WHAT THIS TASK INVOLVES: Report every line from the material that contains the word "методических".

RECORDS SHOWN:
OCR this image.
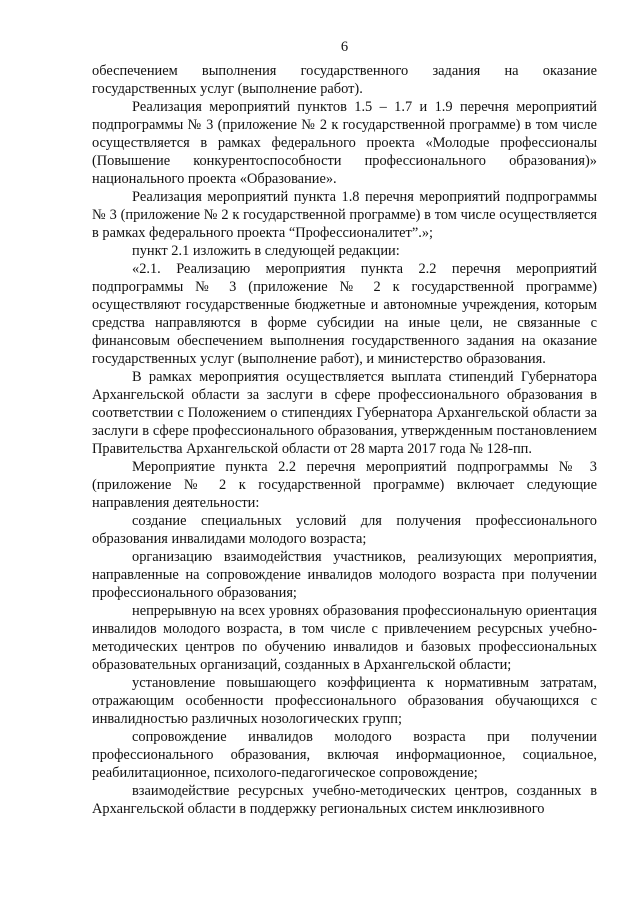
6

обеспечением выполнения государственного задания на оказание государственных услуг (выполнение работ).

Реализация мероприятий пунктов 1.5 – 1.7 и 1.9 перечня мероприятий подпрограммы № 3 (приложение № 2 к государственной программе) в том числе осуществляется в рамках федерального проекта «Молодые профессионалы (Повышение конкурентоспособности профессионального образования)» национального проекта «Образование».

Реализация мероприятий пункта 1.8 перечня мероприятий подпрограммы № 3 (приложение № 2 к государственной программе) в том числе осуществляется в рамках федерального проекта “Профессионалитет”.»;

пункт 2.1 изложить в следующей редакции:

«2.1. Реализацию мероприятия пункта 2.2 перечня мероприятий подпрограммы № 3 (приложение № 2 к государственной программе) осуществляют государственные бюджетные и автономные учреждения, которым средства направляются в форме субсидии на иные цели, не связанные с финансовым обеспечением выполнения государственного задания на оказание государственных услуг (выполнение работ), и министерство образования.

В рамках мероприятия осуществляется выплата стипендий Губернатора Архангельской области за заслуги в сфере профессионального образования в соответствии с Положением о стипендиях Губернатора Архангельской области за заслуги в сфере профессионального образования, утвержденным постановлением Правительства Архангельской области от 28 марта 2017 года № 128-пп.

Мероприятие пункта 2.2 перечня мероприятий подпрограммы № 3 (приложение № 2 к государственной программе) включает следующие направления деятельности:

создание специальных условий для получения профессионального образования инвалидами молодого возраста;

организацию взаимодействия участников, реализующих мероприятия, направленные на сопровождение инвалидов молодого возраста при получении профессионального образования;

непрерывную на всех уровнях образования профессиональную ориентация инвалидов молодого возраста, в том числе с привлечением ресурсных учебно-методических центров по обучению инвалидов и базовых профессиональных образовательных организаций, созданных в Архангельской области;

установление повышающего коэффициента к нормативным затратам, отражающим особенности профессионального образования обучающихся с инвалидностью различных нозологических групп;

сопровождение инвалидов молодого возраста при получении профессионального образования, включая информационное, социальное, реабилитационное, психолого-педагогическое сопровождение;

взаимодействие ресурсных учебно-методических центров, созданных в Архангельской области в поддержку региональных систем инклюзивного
==
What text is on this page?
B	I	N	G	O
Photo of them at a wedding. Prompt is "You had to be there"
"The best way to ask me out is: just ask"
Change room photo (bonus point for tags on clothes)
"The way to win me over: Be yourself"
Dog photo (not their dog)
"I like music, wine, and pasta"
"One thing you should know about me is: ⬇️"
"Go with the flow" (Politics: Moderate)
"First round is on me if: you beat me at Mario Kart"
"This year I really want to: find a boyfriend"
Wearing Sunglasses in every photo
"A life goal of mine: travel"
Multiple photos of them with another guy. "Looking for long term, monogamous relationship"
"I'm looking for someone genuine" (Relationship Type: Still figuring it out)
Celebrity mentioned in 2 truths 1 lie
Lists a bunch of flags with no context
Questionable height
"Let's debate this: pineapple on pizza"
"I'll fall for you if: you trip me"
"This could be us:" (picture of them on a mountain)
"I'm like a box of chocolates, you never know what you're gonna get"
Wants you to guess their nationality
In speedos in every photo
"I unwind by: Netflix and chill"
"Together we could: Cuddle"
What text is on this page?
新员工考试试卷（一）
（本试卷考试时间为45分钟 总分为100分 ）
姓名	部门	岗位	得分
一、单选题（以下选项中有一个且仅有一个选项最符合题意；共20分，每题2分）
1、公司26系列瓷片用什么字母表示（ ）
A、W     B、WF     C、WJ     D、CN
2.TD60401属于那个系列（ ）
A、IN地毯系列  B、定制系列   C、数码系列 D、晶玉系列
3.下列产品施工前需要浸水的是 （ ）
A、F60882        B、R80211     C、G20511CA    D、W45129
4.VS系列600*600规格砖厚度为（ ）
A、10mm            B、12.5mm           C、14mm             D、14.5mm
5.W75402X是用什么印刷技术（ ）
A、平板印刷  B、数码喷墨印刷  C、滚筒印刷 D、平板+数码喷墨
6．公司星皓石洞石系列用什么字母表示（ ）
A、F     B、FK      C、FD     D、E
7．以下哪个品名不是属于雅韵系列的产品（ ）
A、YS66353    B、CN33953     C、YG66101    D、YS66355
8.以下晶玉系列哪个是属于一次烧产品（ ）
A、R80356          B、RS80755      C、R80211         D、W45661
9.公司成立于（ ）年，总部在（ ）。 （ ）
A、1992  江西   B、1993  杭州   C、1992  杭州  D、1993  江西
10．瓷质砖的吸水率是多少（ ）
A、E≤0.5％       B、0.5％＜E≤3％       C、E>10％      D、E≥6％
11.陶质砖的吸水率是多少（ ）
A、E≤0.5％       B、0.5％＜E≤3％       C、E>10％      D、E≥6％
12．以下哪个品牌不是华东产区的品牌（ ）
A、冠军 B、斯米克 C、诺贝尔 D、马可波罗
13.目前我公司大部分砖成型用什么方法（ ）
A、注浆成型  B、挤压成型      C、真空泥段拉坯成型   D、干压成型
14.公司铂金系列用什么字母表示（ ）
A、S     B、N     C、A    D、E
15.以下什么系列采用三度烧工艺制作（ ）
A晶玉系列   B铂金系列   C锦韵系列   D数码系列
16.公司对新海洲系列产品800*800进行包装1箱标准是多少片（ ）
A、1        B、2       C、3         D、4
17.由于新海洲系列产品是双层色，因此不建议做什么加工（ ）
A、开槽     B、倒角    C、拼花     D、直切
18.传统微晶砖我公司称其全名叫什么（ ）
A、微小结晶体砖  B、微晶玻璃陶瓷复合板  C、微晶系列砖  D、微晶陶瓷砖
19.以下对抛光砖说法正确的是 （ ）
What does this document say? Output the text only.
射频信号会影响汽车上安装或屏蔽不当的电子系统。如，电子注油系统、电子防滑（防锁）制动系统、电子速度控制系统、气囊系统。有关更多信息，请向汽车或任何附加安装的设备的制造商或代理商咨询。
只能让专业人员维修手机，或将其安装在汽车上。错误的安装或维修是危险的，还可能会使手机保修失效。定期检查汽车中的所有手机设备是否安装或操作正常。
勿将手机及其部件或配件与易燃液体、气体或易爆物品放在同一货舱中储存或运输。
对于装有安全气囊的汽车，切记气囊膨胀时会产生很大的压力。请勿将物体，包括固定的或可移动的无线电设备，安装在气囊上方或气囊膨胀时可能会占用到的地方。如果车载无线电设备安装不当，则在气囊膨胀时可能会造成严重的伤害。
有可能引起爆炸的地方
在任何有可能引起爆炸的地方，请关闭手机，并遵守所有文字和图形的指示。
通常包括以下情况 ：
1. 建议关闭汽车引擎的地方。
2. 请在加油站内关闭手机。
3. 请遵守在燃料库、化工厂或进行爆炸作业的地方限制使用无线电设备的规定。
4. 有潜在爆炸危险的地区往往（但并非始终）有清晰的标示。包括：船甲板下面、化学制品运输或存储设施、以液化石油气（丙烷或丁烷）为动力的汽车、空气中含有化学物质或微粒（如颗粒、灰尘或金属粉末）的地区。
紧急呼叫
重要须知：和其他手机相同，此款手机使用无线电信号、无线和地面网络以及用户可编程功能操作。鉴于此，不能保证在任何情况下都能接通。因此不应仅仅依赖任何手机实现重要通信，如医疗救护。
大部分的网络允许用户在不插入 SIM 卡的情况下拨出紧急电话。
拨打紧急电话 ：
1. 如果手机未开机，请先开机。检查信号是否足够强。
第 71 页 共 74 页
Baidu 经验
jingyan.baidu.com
* * *
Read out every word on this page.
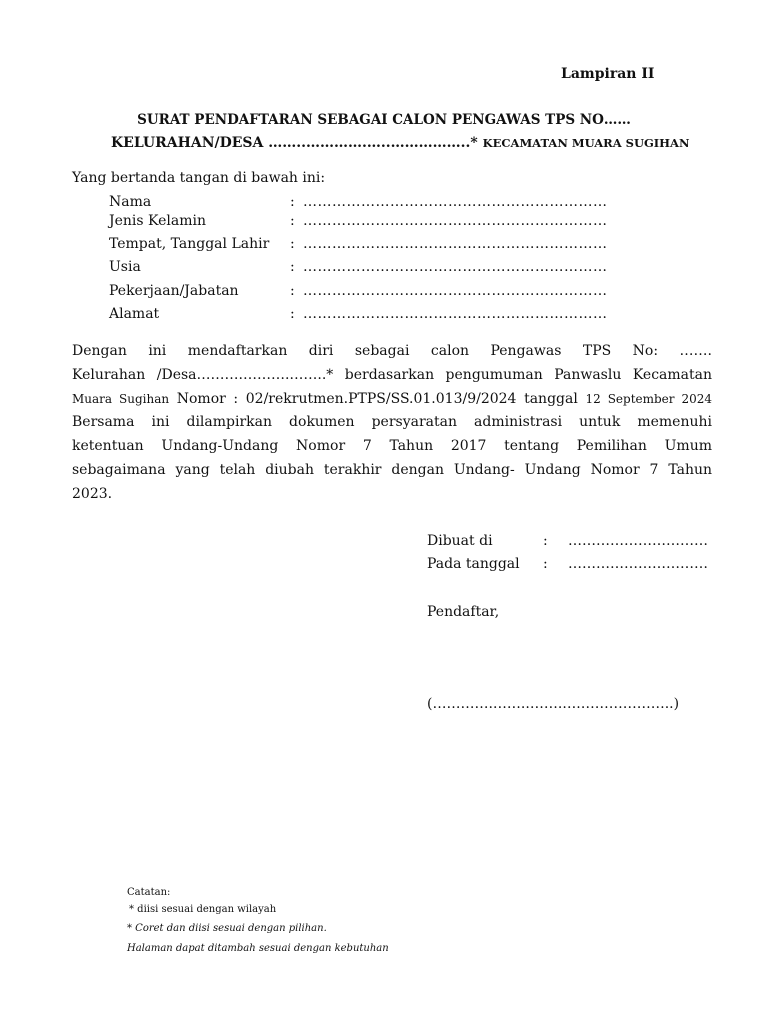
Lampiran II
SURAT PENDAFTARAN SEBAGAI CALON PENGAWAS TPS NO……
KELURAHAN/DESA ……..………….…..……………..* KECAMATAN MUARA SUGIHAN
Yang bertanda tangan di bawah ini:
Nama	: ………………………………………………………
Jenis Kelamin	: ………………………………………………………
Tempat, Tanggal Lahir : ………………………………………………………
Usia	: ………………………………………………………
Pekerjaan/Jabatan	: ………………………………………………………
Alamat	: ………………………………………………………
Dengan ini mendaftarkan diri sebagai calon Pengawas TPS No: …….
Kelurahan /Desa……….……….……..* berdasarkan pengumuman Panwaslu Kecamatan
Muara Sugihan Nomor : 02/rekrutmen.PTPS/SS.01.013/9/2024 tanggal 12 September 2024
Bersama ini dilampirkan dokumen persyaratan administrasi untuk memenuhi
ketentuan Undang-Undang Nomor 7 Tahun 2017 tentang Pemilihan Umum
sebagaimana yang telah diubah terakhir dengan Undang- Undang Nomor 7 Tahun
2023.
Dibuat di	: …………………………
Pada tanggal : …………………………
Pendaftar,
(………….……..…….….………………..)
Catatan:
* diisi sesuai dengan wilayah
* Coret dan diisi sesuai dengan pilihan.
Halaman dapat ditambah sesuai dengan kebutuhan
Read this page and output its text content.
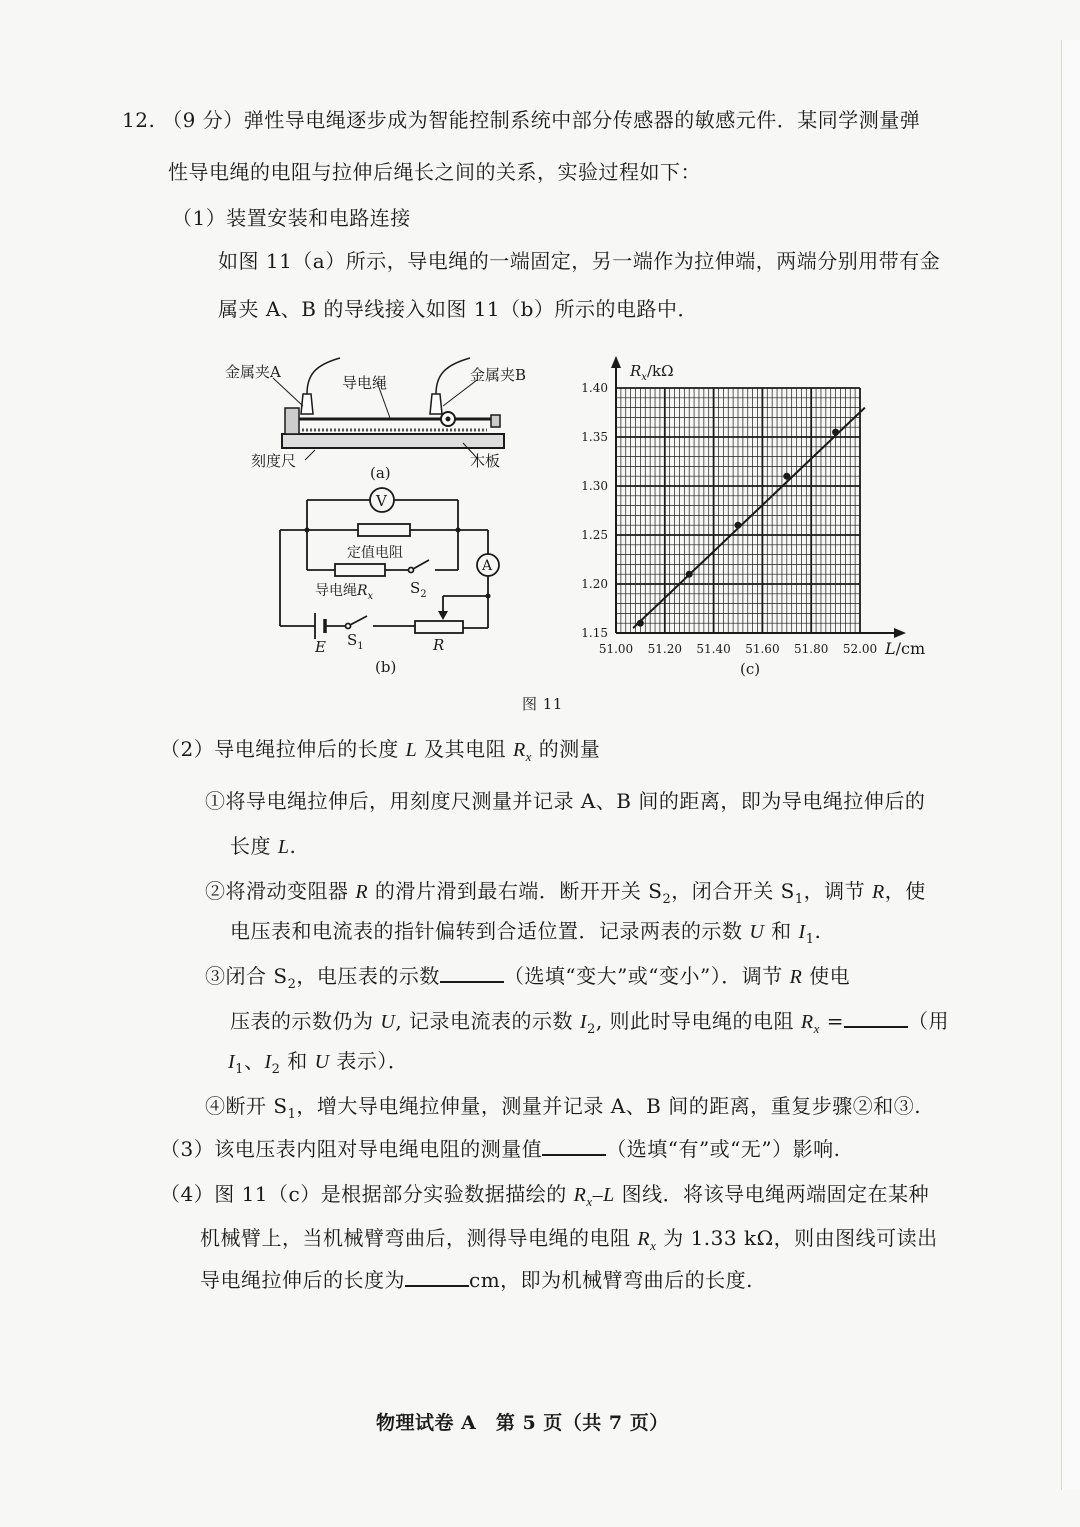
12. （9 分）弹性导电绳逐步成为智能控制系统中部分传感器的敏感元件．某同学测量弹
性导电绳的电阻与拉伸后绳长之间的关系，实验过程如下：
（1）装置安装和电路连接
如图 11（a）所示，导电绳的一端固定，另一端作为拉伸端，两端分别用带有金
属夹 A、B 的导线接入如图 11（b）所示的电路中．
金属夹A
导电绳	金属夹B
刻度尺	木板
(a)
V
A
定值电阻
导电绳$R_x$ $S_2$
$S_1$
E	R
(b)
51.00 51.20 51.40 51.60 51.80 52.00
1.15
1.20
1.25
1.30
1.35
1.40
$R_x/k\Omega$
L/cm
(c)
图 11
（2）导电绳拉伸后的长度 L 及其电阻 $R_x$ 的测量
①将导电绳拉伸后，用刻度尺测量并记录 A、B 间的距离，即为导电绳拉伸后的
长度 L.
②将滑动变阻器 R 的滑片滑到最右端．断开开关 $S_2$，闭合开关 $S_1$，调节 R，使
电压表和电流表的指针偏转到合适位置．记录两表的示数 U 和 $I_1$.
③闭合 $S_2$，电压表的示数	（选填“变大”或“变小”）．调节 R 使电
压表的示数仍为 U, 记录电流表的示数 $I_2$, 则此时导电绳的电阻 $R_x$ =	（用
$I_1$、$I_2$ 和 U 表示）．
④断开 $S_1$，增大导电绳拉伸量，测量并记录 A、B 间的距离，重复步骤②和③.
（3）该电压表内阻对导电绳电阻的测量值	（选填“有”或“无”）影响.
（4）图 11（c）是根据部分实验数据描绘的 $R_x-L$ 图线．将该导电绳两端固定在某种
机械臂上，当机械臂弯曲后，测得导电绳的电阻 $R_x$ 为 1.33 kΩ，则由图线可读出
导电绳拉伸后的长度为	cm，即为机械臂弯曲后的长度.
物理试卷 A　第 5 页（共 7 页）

FINAL RESULT:
непрерывную на всех уровнях образования профессиональную ориентация инвалидов молодого возраста, в том числе с привлечением ресурсных учебно-методических центров по обучению инвалидов и базовых профессиональных образовательных организаций, созданных в Архангельской области;
взаимодействие ресурсных учебно-методических центров, созданных в Архангельской области в поддержку региональных систем инклюзивного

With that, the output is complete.